** What to produce **
Find the string "SOUS" in the entries and copy each line that has it.

** Raw records **
_ _ _

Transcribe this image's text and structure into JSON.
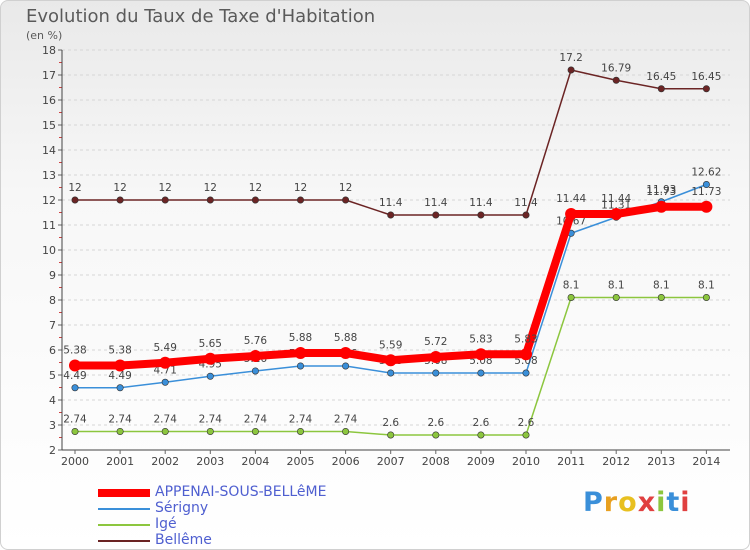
{
  "title": "Evolution du Taux de Taxe d'Habitation",
  "subtitle": "(en %)",
  "logo_text": "Proxiti",
  "chart_data": {
    "type": "line",
    "title": "Evolution du Taux de Taxe d'Habitation",
    "ylabel": "(en %)",
    "xlabel": "",
    "x": [
      "2000",
      "2001",
      "2002",
      "2003",
      "2004",
      "2005",
      "2006",
      "2007",
      "2008",
      "2009",
      "2010",
      "2011",
      "2012",
      "2013",
      "2014"
    ],
    "ylim": [
      2,
      18
    ],
    "yticks": [
      "2",
      "3",
      "4",
      "5",
      "6",
      "7",
      "8",
      "9",
      "10",
      "11",
      "12",
      "13",
      "14",
      "15",
      "16",
      "17",
      "18"
    ],
    "grid": "horizontal dashed",
    "legend_position": "bottom-left",
    "series": [
      {
        "name": "Bellême",
        "color": "#6b2424",
        "values": [
          12,
          12,
          12,
          12,
          12,
          12,
          12,
          11.4,
          11.4,
          11.4,
          11.4,
          17.2,
          16.79,
          16.45,
          16.45
        ],
        "labels": [
          "12",
          "12",
          "12",
          "12",
          "12",
          "12",
          "12",
          "11.4",
          "11.4",
          "11.4",
          "11.4",
          "17.2",
          "16.79",
          "16.45",
          "16.45"
        ]
      },
      {
        "name": "Sérigny",
        "color": "#3a8fd9",
        "values": [
          4.49,
          4.49,
          4.71,
          4.95,
          5.16,
          5.36,
          5.36,
          5.08,
          5.08,
          5.08,
          5.08,
          10.67,
          11.31,
          11.93,
          12.62
        ],
        "labels": [
          "4.49",
          "4.49",
          "4.71",
          "4.95",
          "5.16",
          "5.36",
          "5.36",
          "5.08",
          "5.08",
          "5.08",
          "5.08",
          "10.67",
          "11.31",
          "11.93",
          "12.62"
        ]
      },
      {
        "name": "Igé",
        "color": "#8cc63e",
        "values": [
          2.74,
          2.74,
          2.74,
          2.74,
          2.74,
          2.74,
          2.74,
          2.6,
          2.6,
          2.6,
          2.6,
          8.1,
          8.1,
          8.1,
          8.1
        ],
        "labels": [
          "2.74",
          "2.74",
          "2.74",
          "2.74",
          "2.74",
          "2.74",
          "2.74",
          "2.6",
          "2.6",
          "2.6",
          "2.6",
          "8.1",
          "8.1",
          "8.1",
          "8.1"
        ]
      },
      {
        "name": "APPENAI-SOUS-BELLêME",
        "color": "#ff0000",
        "values": [
          5.38,
          5.38,
          5.49,
          5.65,
          5.76,
          5.88,
          5.88,
          5.59,
          5.72,
          5.83,
          5.83,
          11.44,
          11.44,
          11.73,
          11.73
        ],
        "labels": [
          "5.38",
          "5.38",
          "5.49",
          "5.65",
          "5.76",
          "5.88",
          "5.88",
          "5.59",
          "5.72",
          "5.83",
          "5.83",
          "11.44",
          "11.44",
          "11.73",
          "11.73"
        ]
      }
    ]
  },
  "legend": [
    {
      "label": "APPENAI-SOUS-BELLêME",
      "color": "#ff0000"
    },
    {
      "label": "Sérigny",
      "color": "#3a8fd9"
    },
    {
      "label": "Igé",
      "color": "#8cc63e"
    },
    {
      "label": "Bellême",
      "color": "#6b2424"
    }
  ]
}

_ _ _

** Answer for this exercise **
        "name": "APPENAI-SOUS-BELLêME",
      "label": "APPENAI-SOUS-BELLêME",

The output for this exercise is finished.